#### [THE REQUEST]
Extract every line from the records below that contains the word "культурного".

#### [SOURCE DATA]
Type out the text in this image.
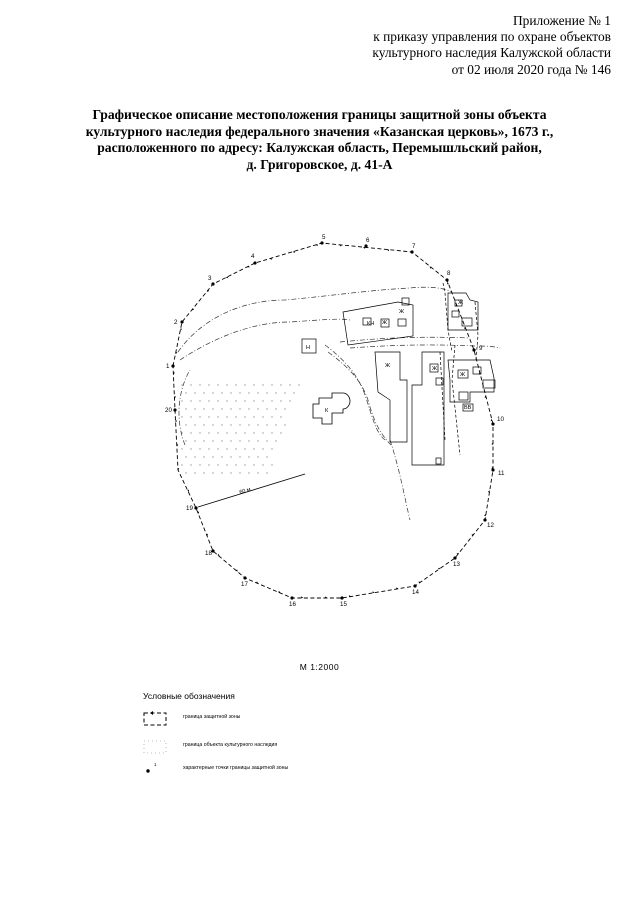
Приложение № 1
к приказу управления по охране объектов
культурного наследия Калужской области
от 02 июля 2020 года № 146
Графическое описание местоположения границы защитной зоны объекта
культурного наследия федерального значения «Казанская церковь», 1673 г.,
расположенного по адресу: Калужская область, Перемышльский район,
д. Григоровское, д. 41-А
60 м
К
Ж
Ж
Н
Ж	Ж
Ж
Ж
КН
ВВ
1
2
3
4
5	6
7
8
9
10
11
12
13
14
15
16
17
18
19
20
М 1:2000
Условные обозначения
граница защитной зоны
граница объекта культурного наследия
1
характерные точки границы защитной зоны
--
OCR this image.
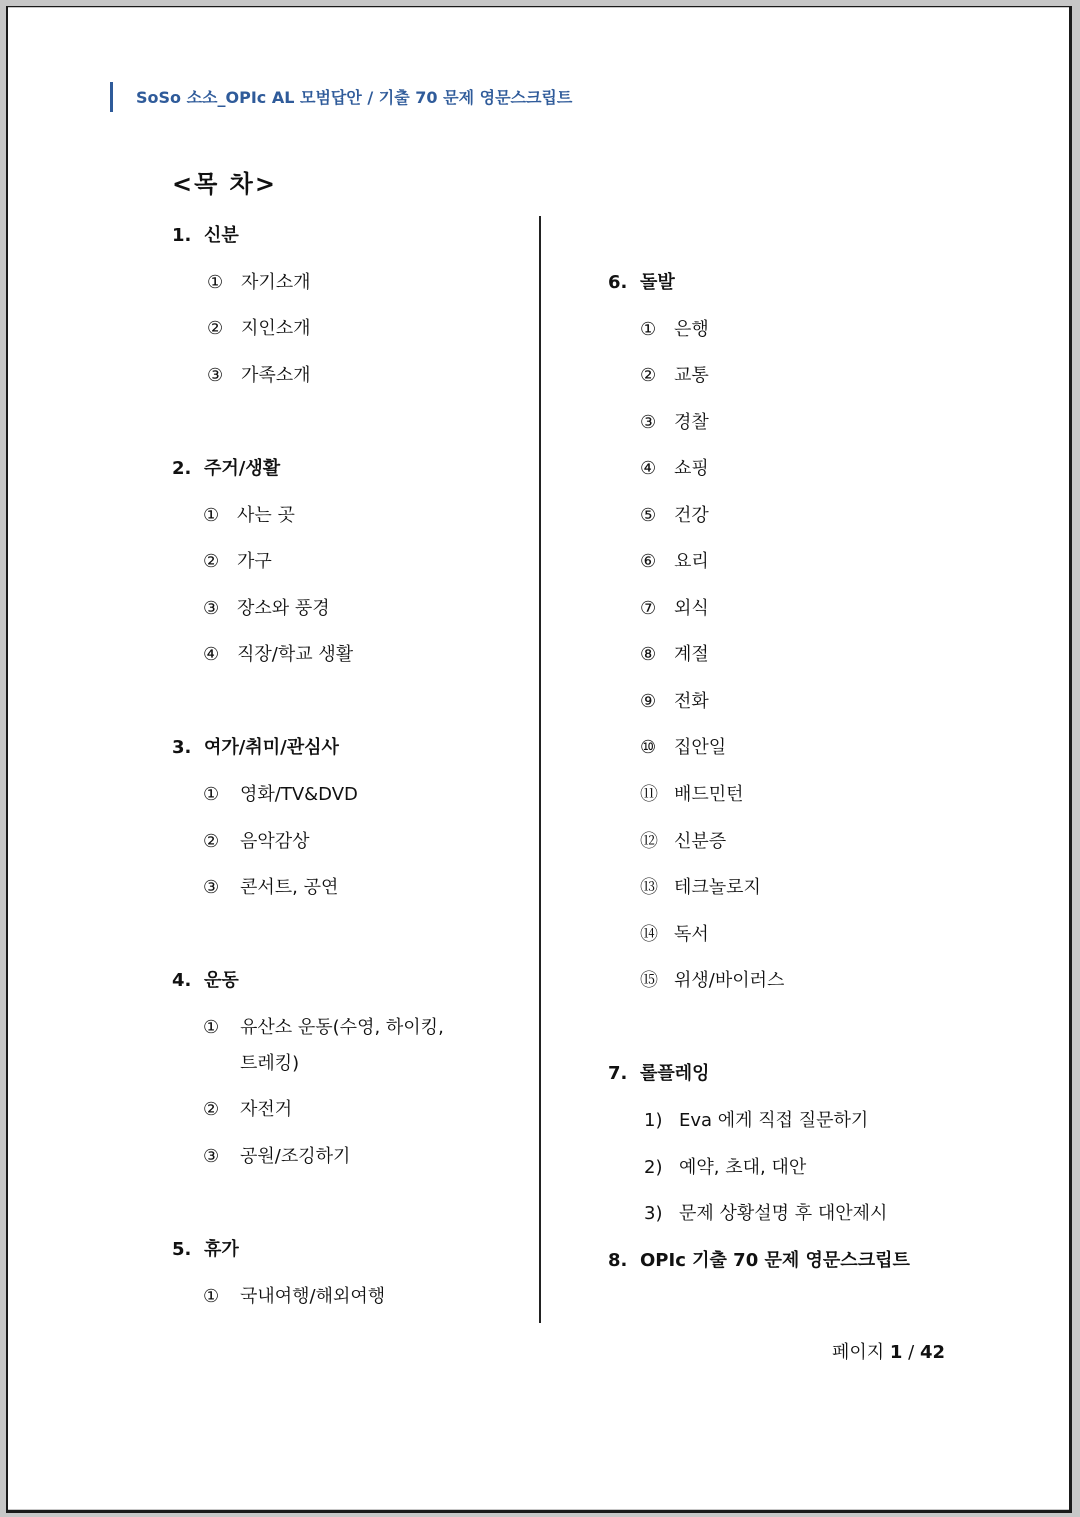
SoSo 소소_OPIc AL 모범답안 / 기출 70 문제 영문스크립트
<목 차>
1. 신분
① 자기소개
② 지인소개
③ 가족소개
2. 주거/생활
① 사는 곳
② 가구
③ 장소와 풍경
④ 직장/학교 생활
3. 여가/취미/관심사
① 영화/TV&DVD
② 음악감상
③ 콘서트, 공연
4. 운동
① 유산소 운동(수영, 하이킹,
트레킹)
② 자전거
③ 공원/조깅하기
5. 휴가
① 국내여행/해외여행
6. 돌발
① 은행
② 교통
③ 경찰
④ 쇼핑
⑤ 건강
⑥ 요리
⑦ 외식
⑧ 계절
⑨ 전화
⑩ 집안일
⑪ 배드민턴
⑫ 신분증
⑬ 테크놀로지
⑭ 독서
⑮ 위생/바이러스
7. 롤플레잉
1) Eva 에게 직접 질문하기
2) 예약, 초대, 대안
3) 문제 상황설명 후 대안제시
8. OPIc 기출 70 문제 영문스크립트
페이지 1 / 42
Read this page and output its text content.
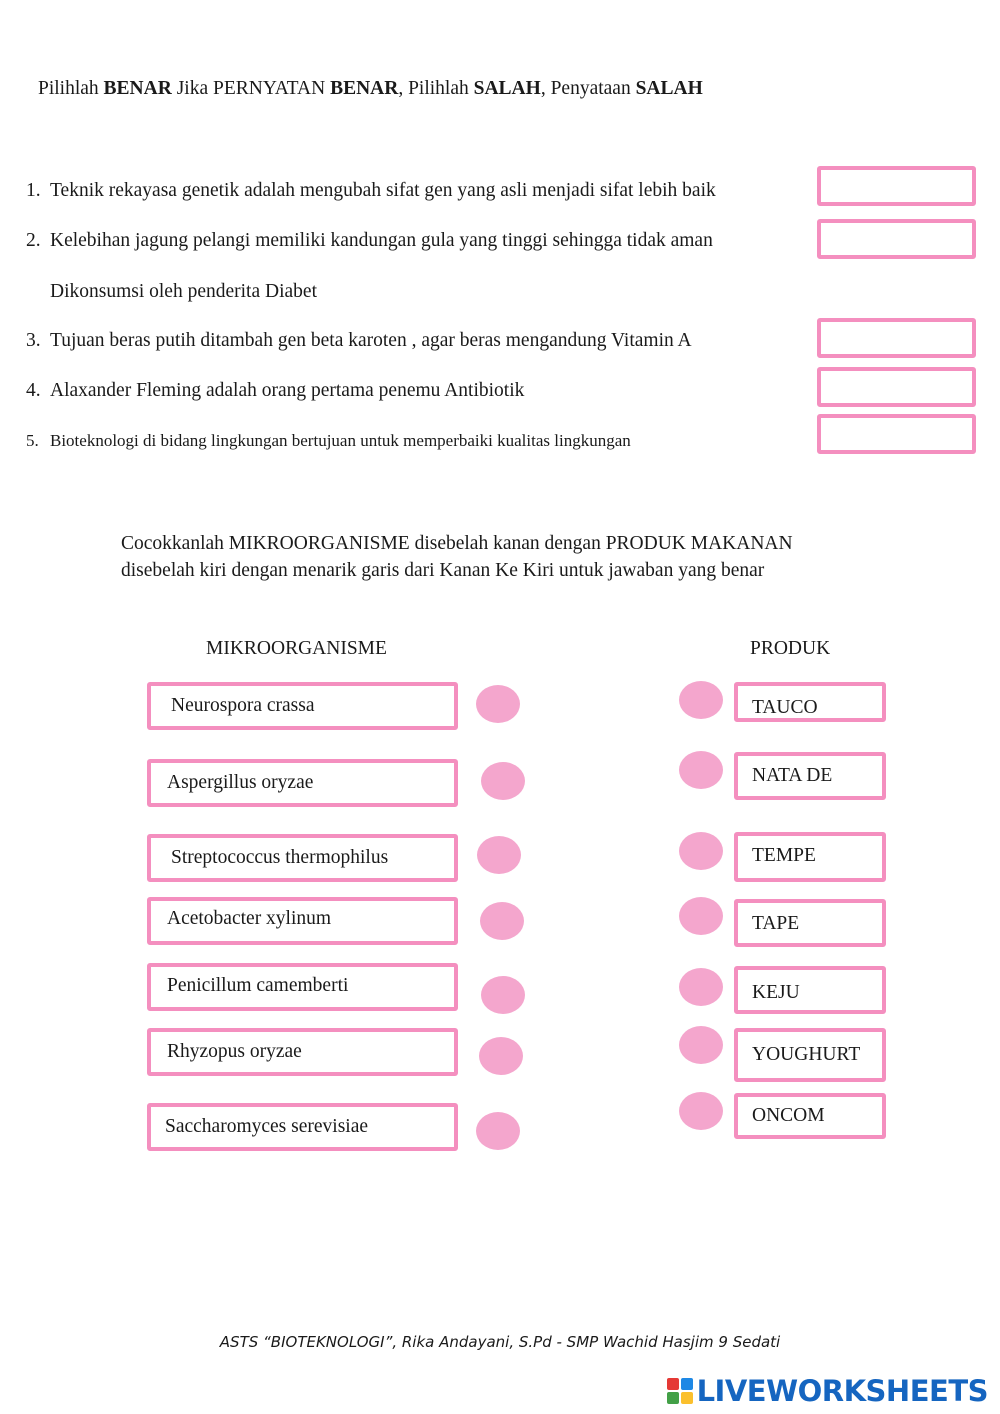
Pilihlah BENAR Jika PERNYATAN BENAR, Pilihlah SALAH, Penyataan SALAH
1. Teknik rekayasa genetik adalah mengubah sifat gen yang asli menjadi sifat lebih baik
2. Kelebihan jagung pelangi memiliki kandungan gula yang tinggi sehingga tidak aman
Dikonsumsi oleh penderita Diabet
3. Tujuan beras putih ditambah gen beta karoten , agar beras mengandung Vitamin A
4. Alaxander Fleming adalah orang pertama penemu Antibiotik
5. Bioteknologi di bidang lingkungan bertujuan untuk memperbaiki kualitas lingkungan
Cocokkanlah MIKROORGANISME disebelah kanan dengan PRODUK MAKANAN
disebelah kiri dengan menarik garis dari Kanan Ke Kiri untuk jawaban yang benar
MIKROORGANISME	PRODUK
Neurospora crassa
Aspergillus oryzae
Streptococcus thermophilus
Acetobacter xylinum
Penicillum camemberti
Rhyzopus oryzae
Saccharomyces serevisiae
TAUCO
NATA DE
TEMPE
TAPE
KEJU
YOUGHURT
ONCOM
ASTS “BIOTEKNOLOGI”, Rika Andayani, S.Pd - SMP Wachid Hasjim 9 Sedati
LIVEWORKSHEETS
* * *
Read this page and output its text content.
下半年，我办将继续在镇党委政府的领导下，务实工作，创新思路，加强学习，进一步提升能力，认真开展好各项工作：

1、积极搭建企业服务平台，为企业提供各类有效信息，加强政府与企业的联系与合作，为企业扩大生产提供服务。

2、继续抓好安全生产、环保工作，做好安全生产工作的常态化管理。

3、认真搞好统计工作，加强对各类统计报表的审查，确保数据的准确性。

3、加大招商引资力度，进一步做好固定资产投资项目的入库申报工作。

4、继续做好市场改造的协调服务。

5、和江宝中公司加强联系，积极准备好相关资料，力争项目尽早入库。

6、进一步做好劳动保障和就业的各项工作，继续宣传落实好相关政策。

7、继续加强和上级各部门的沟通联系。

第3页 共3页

#### [SOLUTION TO THE PROBLEM]
культурного наследия Калужской области
культурного наследия федерального значения «Казанская церковь», 1673 г.,
граница объекта культурного наследия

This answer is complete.